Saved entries

[Start]

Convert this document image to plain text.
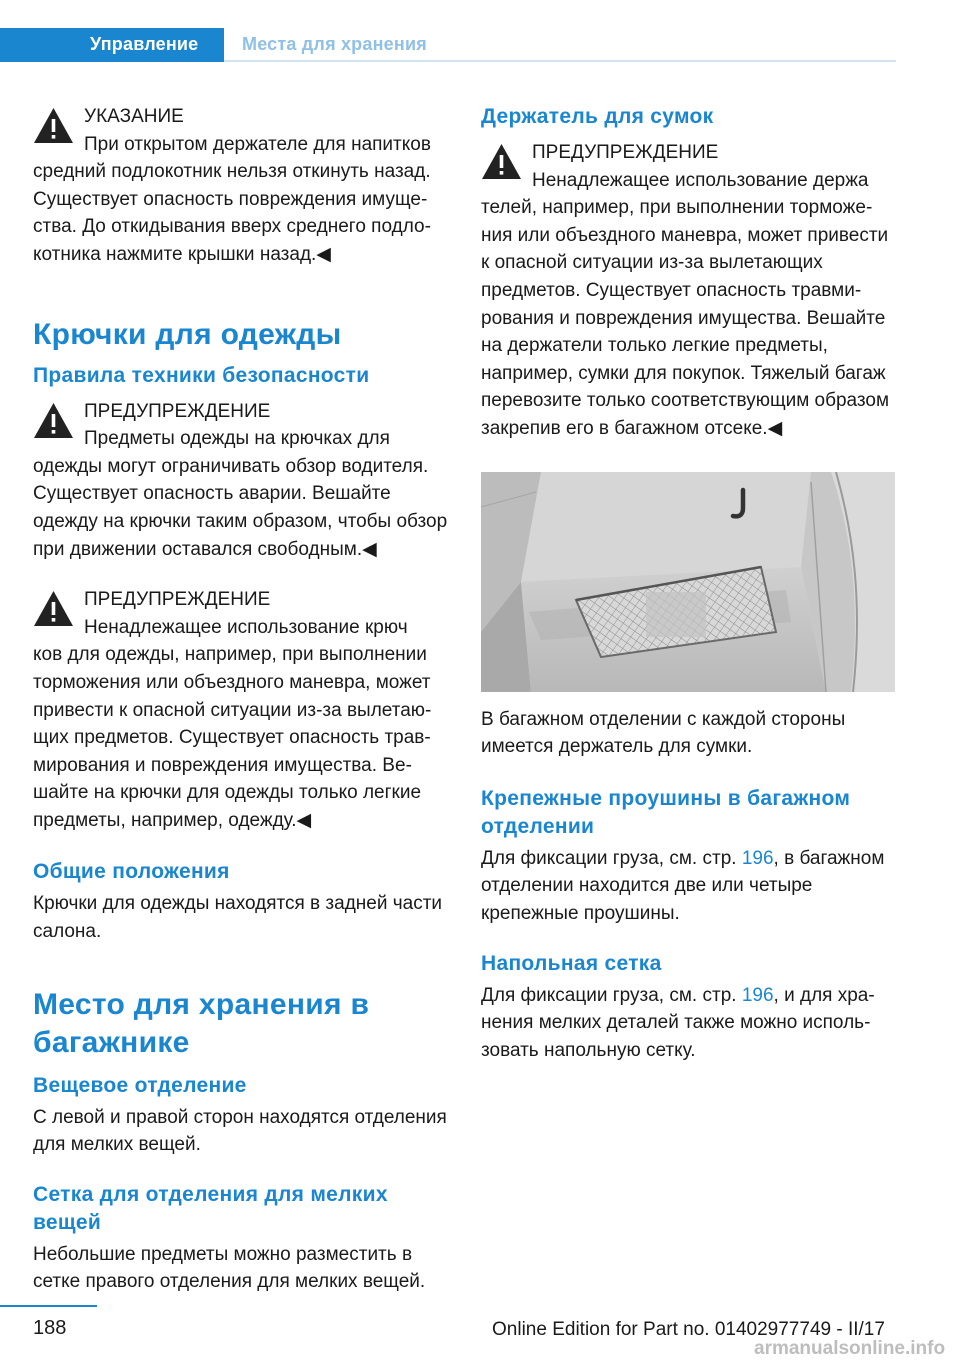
Управление Места для хранения
УКАЗАНИЕ
При открытом держателе для напитков
средний подлокотник нельзя откинуть назад. Существует опасность повреждения имущества. До откидывания вверх среднего подлокотника нажмите крышки назад.◀
Крючки для одежды
Правила техники безопасности
ПРЕДУПРЕЖДЕНИЕ
Предметы одежды на крючках для
одежды могут ограничивать обзор водителя. Существует опасность аварии. Вешайте одежду на крючки таким образом, чтобы обзор при движении оставался свободным.◀
ПРЕДУПРЕЖДЕНИЕ
Ненадлежащее использование крюч
ков для одежды, например, при выполнении торможения или объездного маневра, может привести к опасной ситуации из-за вылетающих предметов. Существует опасность травмирования и повреждения имущества. Вешайте на крючки для одежды только легкие предметы, например, одежду.◀
Общие положения
Крючки для одежды находятся в задней части салона.
Место для хранения в багажнике
Вещевое отделение
С левой и правой сторон находятся отделения для мелких вещей.
Сетка для отделения для мелких вещей
Небольшие предметы можно разместить в сетке правого отделения для мелких вещей.
Держатель для сумок
ПРЕДУПРЕЖДЕНИЕ
Ненадлежащее использование держа
телей, например, при выполнении торможения или объездного маневра, может привести к опасной ситуации из-за вылетающих предметов. Существует опасность травмирования и повреждения имущества. Вешайте на держатели только легкие предметы, например, сумки для покупок. Тяжелый багаж перевозите только соответствующим образом закрепив его в багажном отсеке.◀
В багажном отделении с каждой стороны имеется держатель для сумки.
Крепежные проушины в багажном отделении
Для фиксации груза, см. стр. 196, в багажном отделении находится две или четыре крепежные проушины.
Напольная сетка
Для фиксации груза, см. стр. 196, и для хранения мелких деталей также можно использовать напольную сетку.
188	Online Edition for Part no. 01402977749 - II/17
armanualsonline.info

[End]

### Work required
Return only the number of lines in the data above that include the word "хранения".

### Solution to the problem
3